▶ _GIVEN INFORMATION_

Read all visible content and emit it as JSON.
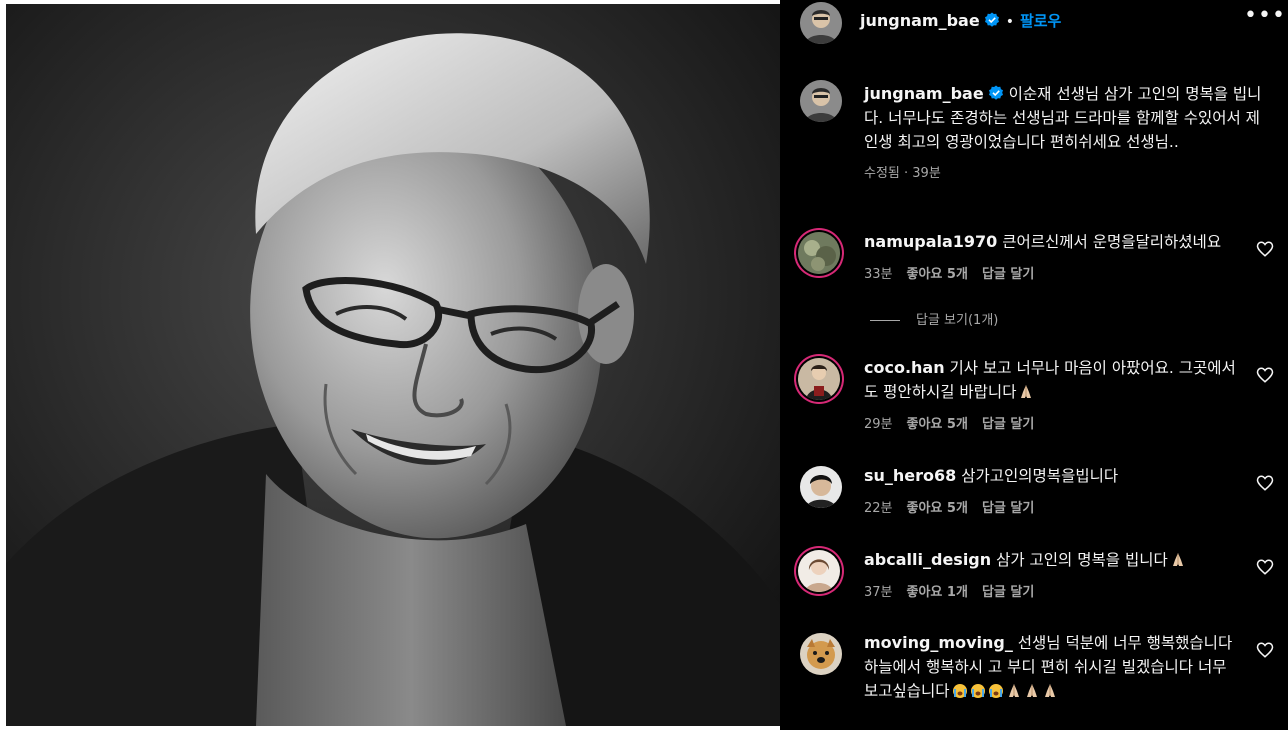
{
  "header": {
    "username": "jungnam_bae",
    "separator": "•",
    "follow_label": "팔로우",
    "more_label": "•••"
  },
  "caption": {
    "username": "jungnam_bae",
    "text": "이순재 선생님 삼가 고인의 명복을 빕니다. 너무나도 존경하는 선생님과 드라마를 함께할 수있어서 제인생 최고의 영광이었습니다 편히쉬세요 선생님..",
    "meta": "수정됨 · 39분"
  },
  "comments": [
    {
      "username": "namupala1970",
      "text": "큰어르신께서 운명을달리하셨네요",
      "time": "33분",
      "likes": "좋아요 5개",
      "reply": "답글 달기"
    },
    {
      "username": "coco.han",
      "text": "기사 보고 너무나 마음이 아팠어요. 그곳에서도 평안하시길 바랍니다",
      "time": "29분",
      "likes": "좋아요 5개",
      "reply": "답글 달기"
    },
    {
      "username": "su_hero68",
      "text": "삼가고인의명복을빕니다",
      "time": "22분",
      "likes": "좋아요 5개",
      "reply": "답글 달기"
    },
    {
      "username": "abcalli_design",
      "text": "삼가 고인의 명복을 빕니다",
      "time": "37분",
      "likes": "좋아요 1개",
      "reply": "답글 달기"
    },
    {
      "username": "moving_moving_",
      "text": "선생님 덕분에 너무 행복했습니다 하늘에서 행복하시 고 부디 편히 쉬시길 빌겠습니다 너무 보고싶습니다"
    }
  ],
  "view_replies": "답글 보기(1개)",
  "icons": {
    "verified": "verified-badge-icon",
    "more": "more-options-icon",
    "like": "heart-icon",
    "emoji_pray": "folded-hands-emoji",
    "emoji_cry": "crying-face-emoji"
  },
  "colors": {
    "background": "#000000",
    "text": "#f5f5f5",
    "secondary_text": "#a8a8a8",
    "link_blue": "#0095f6",
    "story_ring": "#d62976"
  }
}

▶ _CHALLENGE_
Every line should be retyped exactly, with the pictures omitted.

▶ _EXERCISE RESPONSE_
Read all visible content and emit it as JSON.
{
  "header": {
    "username": "jungnam_bae",
    "separator": "•",
    "follow_label": "팔로우",
    "more_label": "•••"
  },
  "caption": {
    "username": "jungnam_bae",
    "text": "이순재 선생님 삼가 고인의 명복을 빕니다. 너무나도 존경하는 선생님과 드라마를 함께할 수있어서 제인생 최고의 영광이었습니다 편히쉬세요 선생님..",
    "meta": "수정됨 · 39분"
  },
  "comments": [
    {
      "username": "namupala1970",
      "text": "큰어르신께서 운명을달리하셨네요",
      "time": "33분",
      "likes": "좋아요 5개",
      "reply": "답글 달기"
    },
    {
      "username": "coco.han",
      "text": "기사 보고 너무나 마음이 아팠어요. 그곳에서도 평안하시길 바랍니다",
      "time": "29분",
      "likes": "좋아요 5개",
      "reply": "답글 달기"
    },
    {
      "username": "su_hero68",
      "text": "삼가고인의명복을빕니다",
      "time": "22분",
      "likes": "좋아요 5개",
      "reply": "답글 달기"
    },
    {
      "username": "abcalli_design",
      "text": "삼가 고인의 명복을 빕니다",
      "time": "37분",
      "likes": "좋아요 1개",
      "reply": "답글 달기"
    },
    {
      "username": "moving_moving_",
      "text": "선생님 덕분에 너무 행복했습니다 하늘에서 행복하시 고 부디 편히 쉬시길 빌겠습니다 너무 보고싶습니다"
    }
  ],
  "view_replies": "답글 보기(1개)",
  "icons": {
    "verified": "verified-badge-icon",
    "more": "more-options-icon",
    "like": "heart-icon",
    "emoji_pray": "folded-hands-emoji",
    "emoji_cry": "crying-face-emoji"
  },
  "colors": {
    "background": "#000000",
    "text": "#f5f5f5",
    "secondary_text": "#a8a8a8",
    "link_blue": "#0095f6",
    "story_ring": "#d62976"
  }
}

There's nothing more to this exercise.